Without the pictures, give the entries below again exactly as written.
____________________
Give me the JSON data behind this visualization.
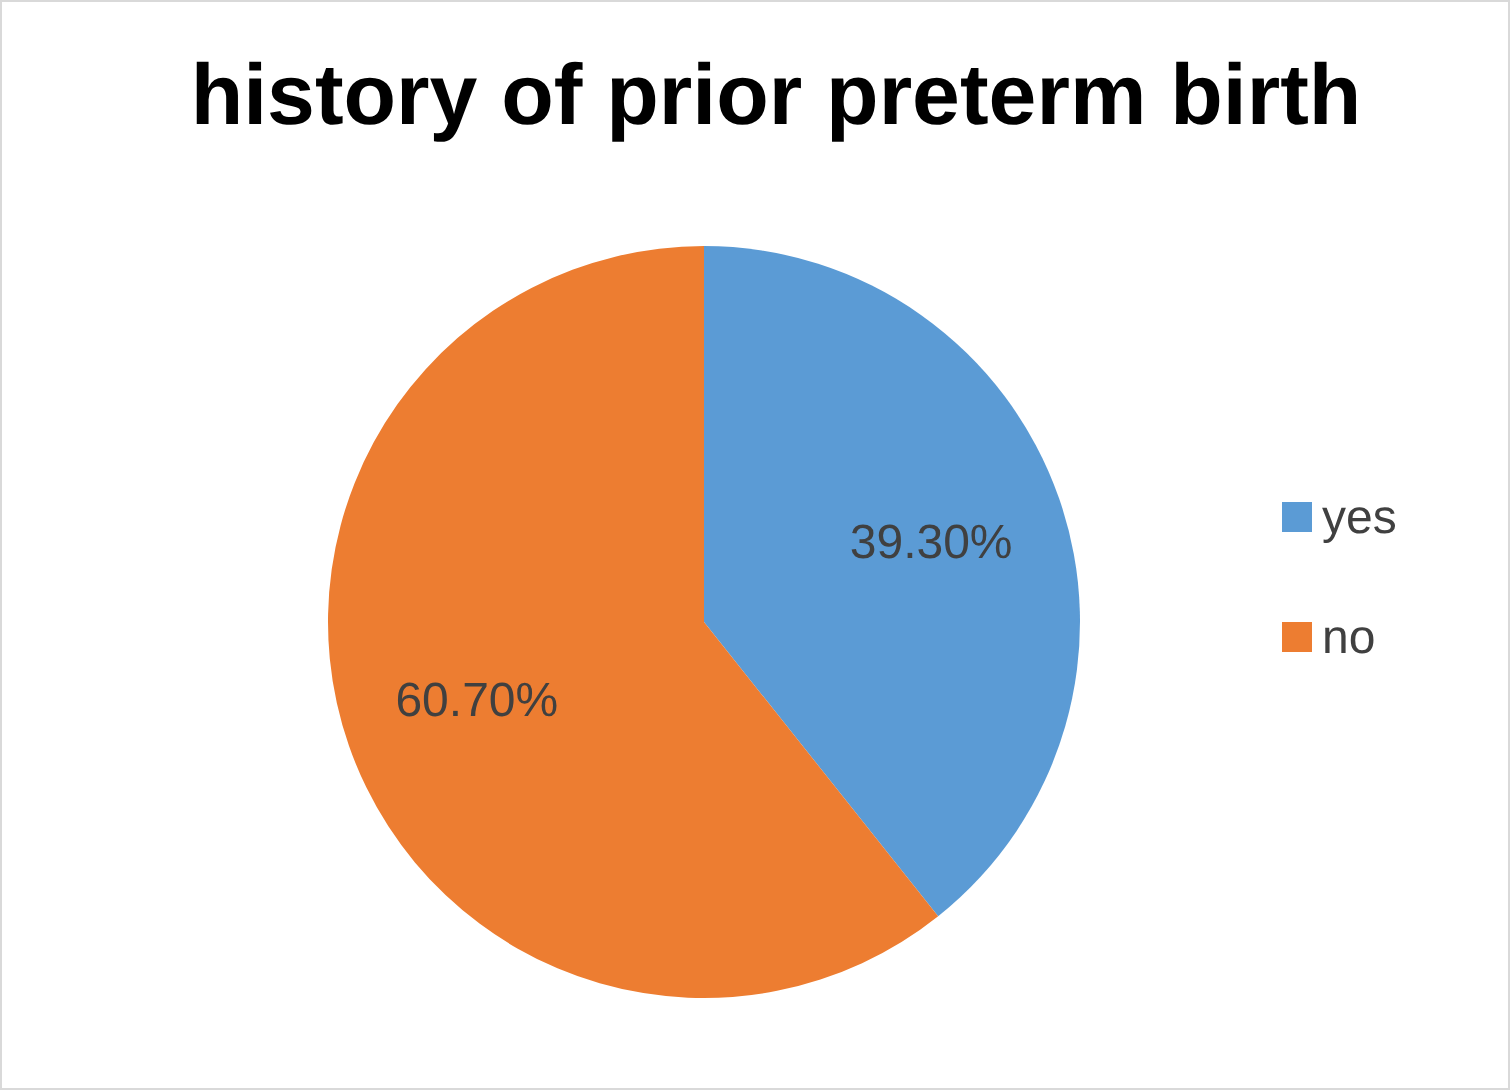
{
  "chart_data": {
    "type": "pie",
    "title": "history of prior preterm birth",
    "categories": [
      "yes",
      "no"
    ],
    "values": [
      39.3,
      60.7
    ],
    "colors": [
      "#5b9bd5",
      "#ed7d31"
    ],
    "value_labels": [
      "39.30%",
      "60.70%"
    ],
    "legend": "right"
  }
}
____________________
> The response
Give me the JSON data behind this visualization.
{
  "chart_data": {
    "type": "pie",
    "title": "history of prior preterm birth",
    "categories": [
      "yes",
      "no"
    ],
    "values": [
      39.3,
      60.7
    ],
    "colors": [
      "#5b9bd5",
      "#ed7d31"
    ],
    "value_labels": [
      "39.30%",
      "60.70%"
    ],
    "legend": "right"
  }
}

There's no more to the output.